To-do list
1/ According to the passage on moral naturalism, what does "stance-independent" mean?
2/ Write the next part of the passage on moral naturalism, picking up right after its final sentence.

Passage
>> BEGIN

Can Science Tell Us What's Right and Wrong?

Is Goodness Something You Can Measure?

Maya wonders if goodness could be a natural property, like temperature or gravity.

Twelve-year-old Maya helps her elderly neighbor carry groceries up the stairs. As the neighbor smiles and thanks her, Maya feels a quiet warmth. She thinks, “That was the right thing to do.” But then she wonders: Is that “rightness” something out there in the world, like gravity or electricity? Could a scientist ever measure it, the way you measure the temperature of a room? These questions lie at the heart of a big idea in philosophy called moral naturalism.

Moral naturalism is the view that moral facts — facts about what is right, wrong, good, or bad — are stance-independent natural facts. “Stance-independent” means they don’t depend on what people happen to think or feel. If kindness is good, it’s good regardless of anyone’s opinions, just like the Earth orbits the sun regardless of what anyone believes. Moral naturalists combine this with another belief: moral realism, the idea that such stance-independent moral facts really exist. Then they add one more claim: these moral facts are natural — they belong to the same world that science studies, a world of atoms, organisms, pleasure, pain, and social cooperation.

A moral naturalist would say that Maya’s kindness is genuinely good, and that “goodness” is a real feature of the situation, one that could, at least in principle, be investigated by science. This isn’t the only way to see morality. Some people think moral facts are supernatural, like commands from a god. Others think moral facts are their own special kind of thing, neither natural nor supernatural — a view called non-naturalism. And still others think there are no stance-independent moral facts at all. What makes moral naturalism so interesting is that it tries to keep morality real while also keeping it firmly inside the natural universe.

But saying that moral facts are “natural” raises a tricky question: What counts as natural? Most philosophers answer: the kinds of things that scientific methods can tell us about. That includes physical things like electrons, but also complex things like health. A person’s health isn’t something you can see directly — you have to look for signs like heart rate or blood tests. Moral naturalists think goodness or wrongness might be like that: real natural properties that we detect through their effects.

The Supervenience Puzzle: No Moral Change Without a Natural Change

If two worlds are physically identical, can morality differ? Supervenience says no.

>> END

Supplied information

>> BEGIN

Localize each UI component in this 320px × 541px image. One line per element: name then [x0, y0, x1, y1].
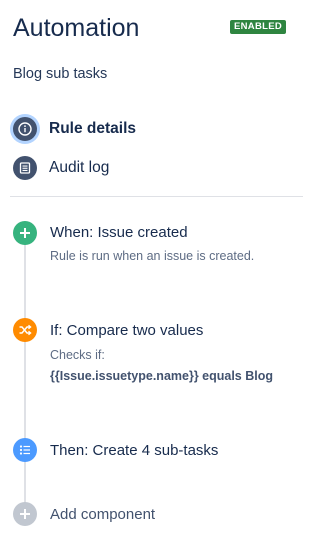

>> END

Answers given
1/ It means that moral facts don't depend on what people happen to think or feel.

2/
Imagine two possible worlds that are exactly alike in every physical detail: the same atoms, the same brain states, the same actions. Could it be that in one world Maya’s act is good and in the other it is bad? Most philosophers — naturalists and many non-naturalists alike — say no. This idea is called supervenience: moral facts cannot differ without some natural difference. If you want a moral change, you must have some natural change underneath.

Supervenience gives moral naturalists a powerful argument. One version, called the Direct Argument, goes like this. Consider every possible natural situation where an action counts as wrong. Take all those natural features and bundle them into one giant “or” property: the property of having natural feature N₁ or N₂ or … all the way to Nₙ. Since each N is natural, this big disjunction is natural too. And it turns out that an action is wrong exactly when it has that disjunctive natural property. So, the argument claims, wrongness actually is that natural property. The same could be said for any moral property.

Critics push back. Is a giant disjunction of properties really a genuine natural property? And does sharing a necessary connection make two properties identical? Think of the properties being triangular and being trilateral. Anything with three angles also has three sides, and vice versa — but some philosophers say they’re still different properties. So the Direct Argument remains controversial.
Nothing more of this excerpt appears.